**EXERCISE GOAL**:
Copy everything in the data below exactly except the pictures.

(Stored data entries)

** START **

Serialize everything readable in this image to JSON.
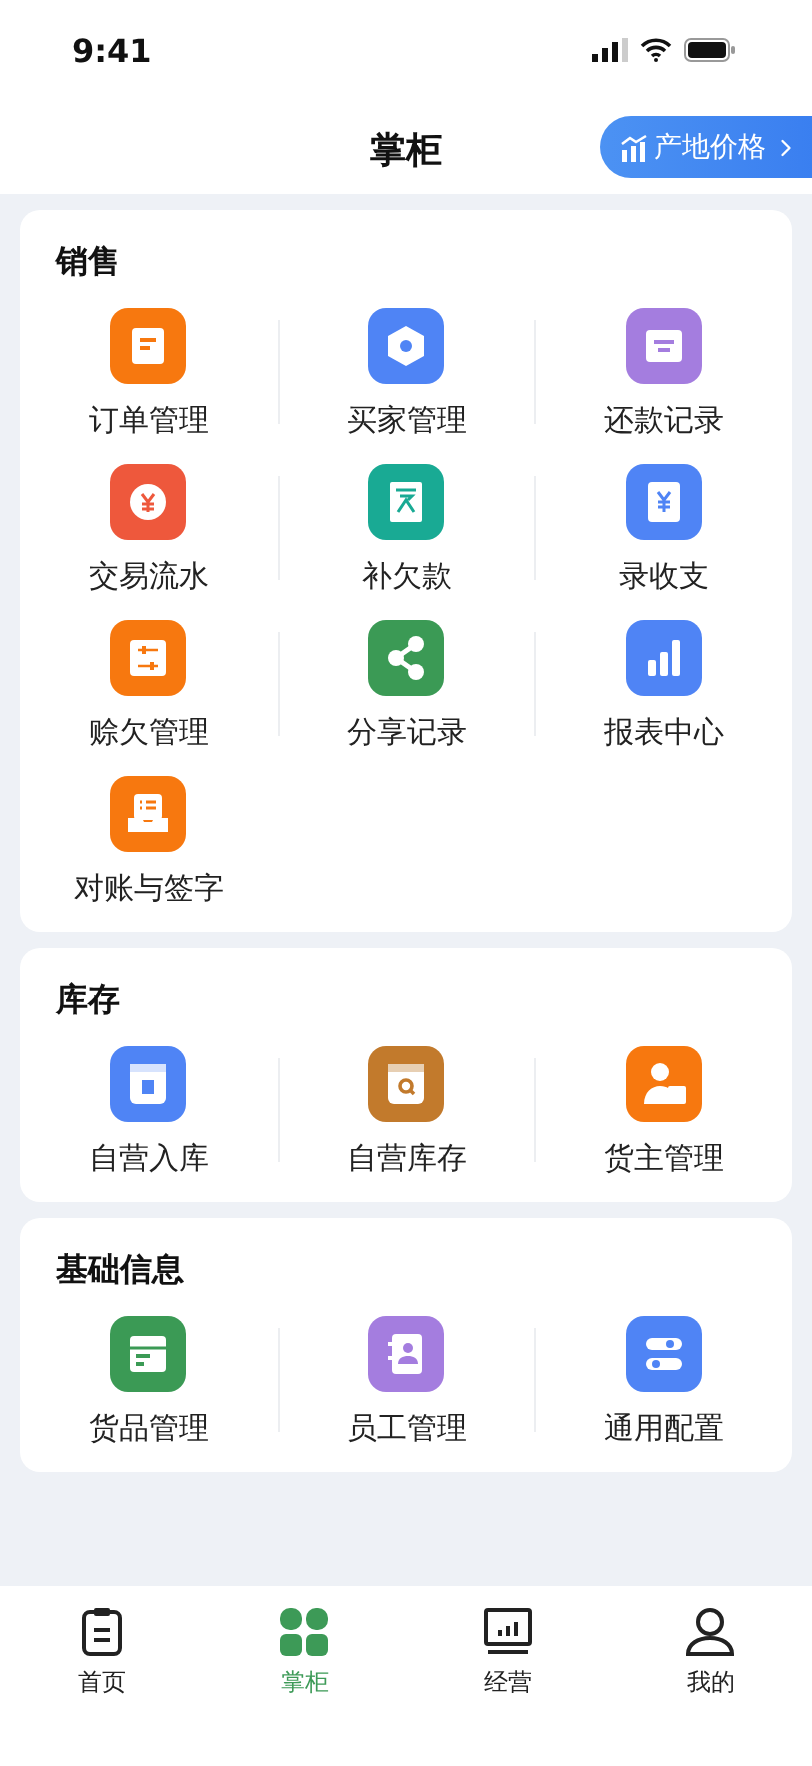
{
  "status_bar": {
    "time": "9:41"
  },
  "header": {
    "title": "掌柜",
    "price_button": {
      "label": "产地价格"
    }
  },
  "sections": [
    {
      "title": "销售",
      "items": [
        {
          "label": "订单管理",
          "color": "#f7780f"
        },
        {
          "label": "买家管理",
          "color": "#4f84f5"
        },
        {
          "label": "还款记录",
          "color": "#a47ddf"
        },
        {
          "label": "交易流水",
          "color": "#ee583c"
        },
        {
          "label": "补欠款",
          "color": "#19aa94"
        },
        {
          "label": "录收支",
          "color": "#4f84f5"
        },
        {
          "label": "赊欠管理",
          "color": "#f7780f"
        },
        {
          "label": "分享记录",
          "color": "#3b9a55"
        },
        {
          "label": "报表中心",
          "color": "#4f84f5"
        },
        {
          "label": "对账与签字",
          "color": "#f7780f"
        }
      ]
    },
    {
      "title": "库存",
      "items": [
        {
          "label": "自营入库",
          "color": "#4f84f5"
        },
        {
          "label": "自营库存",
          "color": "#c27a2c"
        },
        {
          "label": "货主管理",
          "color": "#f7780f"
        }
      ]
    },
    {
      "title": "基础信息",
      "items": [
        {
          "label": "货品管理",
          "color": "#3b9a55"
        },
        {
          "label": "员工管理",
          "color": "#a47ddf"
        },
        {
          "label": "通用配置",
          "color": "#4f84f5"
        }
      ]
    }
  ],
  "tabs": [
    {
      "label": "首页",
      "selected": false
    },
    {
      "label": "掌柜",
      "selected": true
    },
    {
      "label": "经营",
      "selected": false
    },
    {
      "label": "我的",
      "selected": false
    }
  ]
}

** END **

**RESPONSE**:
Serialize everything readable in this image to JSON.
{
  "status_bar": {
    "time": "9:41"
  },
  "header": {
    "title": "掌柜",
    "price_button": {
      "label": "产地价格"
    }
  },
  "sections": [
    {
      "title": "销售",
      "items": [
        {
          "label": "订单管理",
          "color": "#f7780f"
        },
        {
          "label": "买家管理",
          "color": "#4f84f5"
        },
        {
          "label": "还款记录",
          "color": "#a47ddf"
        },
        {
          "label": "交易流水",
          "color": "#ee583c"
        },
        {
          "label": "补欠款",
          "color": "#19aa94"
        },
        {
          "label": "录收支",
          "color": "#4f84f5"
        },
        {
          "label": "赊欠管理",
          "color": "#f7780f"
        },
        {
          "label": "分享记录",
          "color": "#3b9a55"
        },
        {
          "label": "报表中心",
          "color": "#4f84f5"
        },
        {
          "label": "对账与签字",
          "color": "#f7780f"
        }
      ]
    },
    {
      "title": "库存",
      "items": [
        {
          "label": "自营入库",
          "color": "#4f84f5"
        },
        {
          "label": "自营库存",
          "color": "#c27a2c"
        },
        {
          "label": "货主管理",
          "color": "#f7780f"
        }
      ]
    },
    {
      "title": "基础信息",
      "items": [
        {
          "label": "货品管理",
          "color": "#3b9a55"
        },
        {
          "label": "员工管理",
          "color": "#a47ddf"
        },
        {
          "label": "通用配置",
          "color": "#4f84f5"
        }
      ]
    }
  ],
  "tabs": [
    {
      "label": "首页",
      "selected": false
    },
    {
      "label": "掌柜",
      "selected": true
    },
    {
      "label": "经营",
      "selected": false
    },
    {
      "label": "我的",
      "selected": false
    }
  ]
}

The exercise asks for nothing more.